Exclude the pictures and retype the entries as written.
##############################
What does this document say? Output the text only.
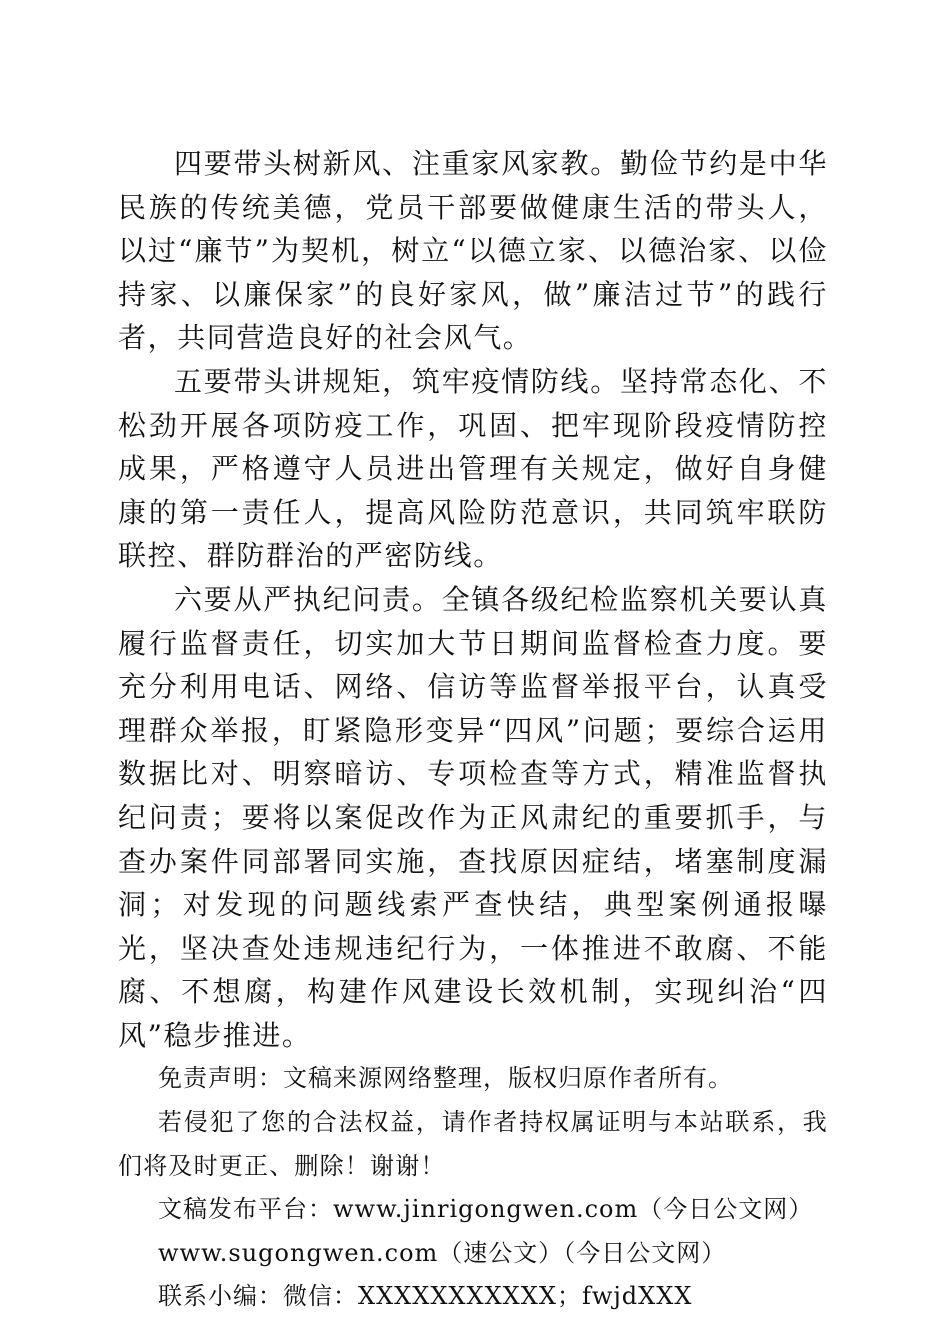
四要带头树新风、注重家风家教。勤俭节约是中华民族的传统美德，党员干部要做健康生活的带头人，以过“廉节”为契机，树立“以德立家、以德治家、以俭持家、以廉保家”的良好家风，做”廉洁过节”的践行者，共同营造良好的社会风气。

五要带头讲规矩，筑牢疫情防线。坚持常态化、不松劲开展各项防疫工作，巩固、把牢现阶段疫情防控成果，严格遵守人员进出管理有关规定，做好自身健康的第一责任人，提高风险防范意识，共同筑牢联防联控、群防群治的严密防线。

六要从严执纪问责。全镇各级纪检监察机关要认真履行监督责任，切实加大节日期间监督检查力度。要充分利用电话、网络、信访等监督举报平台，认真受理群众举报，盯紧隐形变异“四风”问题；要综合运用数据比对、明察暗访、专项检查等方式，精准监督执纪问责；要将以案促改作为正风肃纪的重要抓手，与查办案件同部署同实施，查找原因症结，堵塞制度漏洞；对发现的问题线索严查快结，典型案例通报曝光，坚决查处违规违纪行为，一体推进不敢腐、不能腐、不想腐，构建作风建设长效机制，实现纠治“四风”稳步推进。

免责声明：文稿来源网络整理，版权归原作者所有。

若侵犯了您的合法权益，请作者持权属证明与本站联系，我们将及时更正、删除！谢谢！

文稿发布平台：www.jinrigongwen.com（今日公文网）

www.sugongwen.com（速公文）（今日公文网）

联系小编：微信：XXXXXXXXXXX；fwjdXXX
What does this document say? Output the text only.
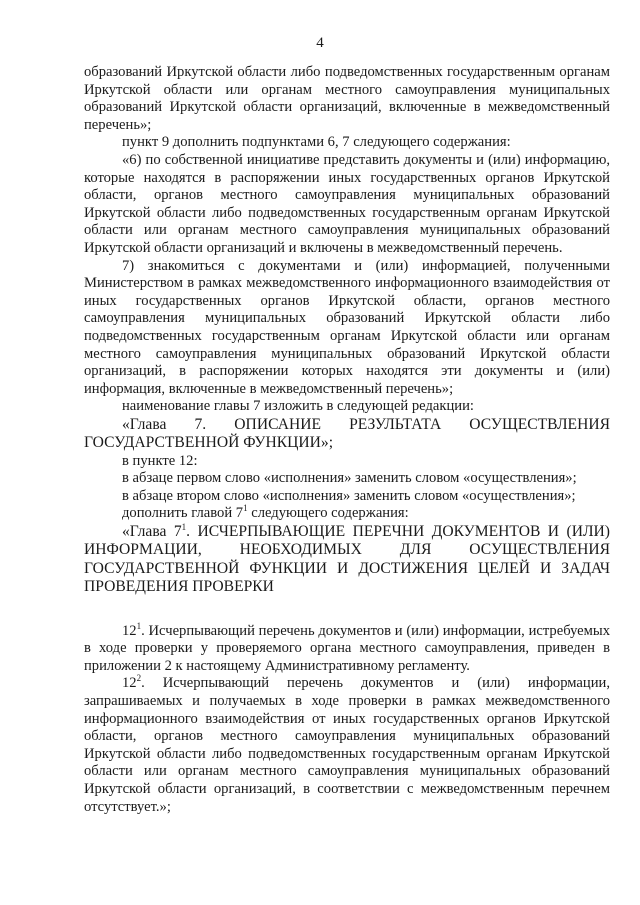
4

образований Иркутской области либо подведомственных государственным органам Иркутской области или органам местного самоуправления муниципальных образований Иркутской области организаций, включенные в межведомственный перечень»;

пункт 9 дополнить подпунктами 6, 7 следующего содержания:

«6) по собственной инициативе представить документы и (или) информацию, которые находятся в распоряжении иных государственных органов Иркутской области, органов местного самоуправления муниципальных образований Иркутской области либо подведомственных государственным органам Иркутской области или органам местного самоуправления муниципальных образований Иркутской области организаций и включены в межведомственный перечень.

7) знакомиться с документами и (или) информацией, полученными Министерством в рамках межведомственного информационного взаимодействия от иных государственных органов Иркутской области, органов местного самоуправления муниципальных образований Иркутской области либо подведомственных государственным органам Иркутской области или органам местного самоуправления муниципальных образований Иркутской области организаций, в распоряжении которых находятся эти документы и (или) информация, включенные в межведомственный перечень»;

наименование главы 7 изложить в следующей редакции:

«Глава 7. ОПИСАНИЕ РЕЗУЛЬТАТА ОСУЩЕСТВЛЕНИЯ ГОСУДАРСТВЕННОЙ ФУНКЦИИ»;

в пункте 12:

в абзаце первом слово «исполнения» заменить словом «осуществления»;

в абзаце втором слово «исполнения» заменить словом «осуществления»;

дополнить главой $7^1$ следующего содержания:

«Глава $7^1$. ИСЧЕРПЫВАЮЩИЕ ПЕРЕЧНИ ДОКУМЕНТОВ И (ИЛИ) ИНФОРМАЦИИ, НЕОБХОДИМЫХ ДЛЯ ОСУЩЕСТВЛЕНИЯ ГОСУДАРСТВЕННОЙ ФУНКЦИИ И ДОСТИЖЕНИЯ ЦЕЛЕЙ И ЗАДАЧ ПРОВЕДЕНИЯ ПРОВЕРКИ

$12^1$. Исчерпывающий перечень документов и (или) информации, истребуемых в ходе проверки у проверяемого органа местного самоуправления, приведен в приложении 2 к настоящему Административному регламенту.

$12^2$. Исчерпывающий перечень документов и (или) информации, запрашиваемых и получаемых в ходе проверки в рамках межведомственного информационного взаимодействия от иных государственных органов Иркутской области, органов местного самоуправления муниципальных образований Иркутской области либо подведомственных государственным органам Иркутской области или органам местного самоуправления муниципальных образований Иркутской области организаций, в соответствии с межведомственным перечнем отсутствует.»;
##############################
**EXERCISE OUTPUT:**
What does this document say? Output the text only.
四要带头树新风、注重家风家教。勤俭节约是中华民族的传统美德，党员干部要做健康生活的带头人，以过“廉节”为契机，树立“以德立家、以德治家、以俭持家、以廉保家”的良好家风，做”廉洁过节”的践行者，共同营造良好的社会风气。

五要带头讲规矩，筑牢疫情防线。坚持常态化、不松劲开展各项防疫工作，巩固、把牢现阶段疫情防控成果，严格遵守人员进出管理有关规定，做好自身健康的第一责任人，提高风险防范意识，共同筑牢联防联控、群防群治的严密防线。

六要从严执纪问责。全镇各级纪检监察机关要认真履行监督责任，切实加大节日期间监督检查力度。要充分利用电话、网络、信访等监督举报平台，认真受理群众举报，盯紧隐形变异“四风”问题；要综合运用数据比对、明察暗访、专项检查等方式，精准监督执纪问责；要将以案促改作为正风肃纪的重要抓手，与查办案件同部署同实施，查找原因症结，堵塞制度漏洞；对发现的问题线索严查快结，典型案例通报曝光，坚决查处违规违纪行为，一体推进不敢腐、不能腐、不想腐，构建作风建设长效机制，实现纠治“四风”稳步推进。

免责声明：文稿来源网络整理，版权归原作者所有。

若侵犯了您的合法权益，请作者持权属证明与本站联系，我们将及时更正、删除！谢谢！

文稿发布平台：www.jinrigongwen.com（今日公文网）

www.sugongwen.com（速公文）（今日公文网）

联系小编：微信：XXXXXXXXXXX；fwjdXXX
What does this document say? Output the text only.
4

образований Иркутской области либо подведомственных государственным органам Иркутской области или органам местного самоуправления муниципальных образований Иркутской области организаций, включенные в межведомственный перечень»;

пункт 9 дополнить подпунктами 6, 7 следующего содержания:

«6) по собственной инициативе представить документы и (или) информацию, которые находятся в распоряжении иных государственных органов Иркутской области, органов местного самоуправления муниципальных образований Иркутской области либо подведомственных государственным органам Иркутской области или органам местного самоуправления муниципальных образований Иркутской области организаций и включены в межведомственный перечень.

7) знакомиться с документами и (или) информацией, полученными Министерством в рамках межведомственного информационного взаимодействия от иных государственных органов Иркутской области, органов местного самоуправления муниципальных образований Иркутской области либо подведомственных государственным органам Иркутской области или органам местного самоуправления муниципальных образований Иркутской области организаций, в распоряжении которых находятся эти документы и (или) информация, включенные в межведомственный перечень»;

наименование главы 7 изложить в следующей редакции:

«Глава 7. ОПИСАНИЕ РЕЗУЛЬТАТА ОСУЩЕСТВЛЕНИЯ ГОСУДАРСТВЕННОЙ ФУНКЦИИ»;

в пункте 12:

в абзаце первом слово «исполнения» заменить словом «осуществления»;

в абзаце втором слово «исполнения» заменить словом «осуществления»;

дополнить главой $7^1$ следующего содержания:

«Глава $7^1$. ИСЧЕРПЫВАЮЩИЕ ПЕРЕЧНИ ДОКУМЕНТОВ И (ИЛИ) ИНФОРМАЦИИ, НЕОБХОДИМЫХ ДЛЯ ОСУЩЕСТВЛЕНИЯ ГОСУДАРСТВЕННОЙ ФУНКЦИИ И ДОСТИЖЕНИЯ ЦЕЛЕЙ И ЗАДАЧ ПРОВЕДЕНИЯ ПРОВЕРКИ

$12^1$. Исчерпывающий перечень документов и (или) информации, истребуемых в ходе проверки у проверяемого органа местного самоуправления, приведен в приложении 2 к настоящему Административному регламенту.

$12^2$. Исчерпывающий перечень документов и (или) информации, запрашиваемых и получаемых в ходе проверки в рамках межведомственного информационного взаимодействия от иных государственных органов Иркутской области, органов местного самоуправления муниципальных образований Иркутской области либо подведомственных государственным органам Иркутской области или органам местного самоуправления муниципальных образований Иркутской области организаций, в соответствии с межведомственным перечнем отсутствует.»;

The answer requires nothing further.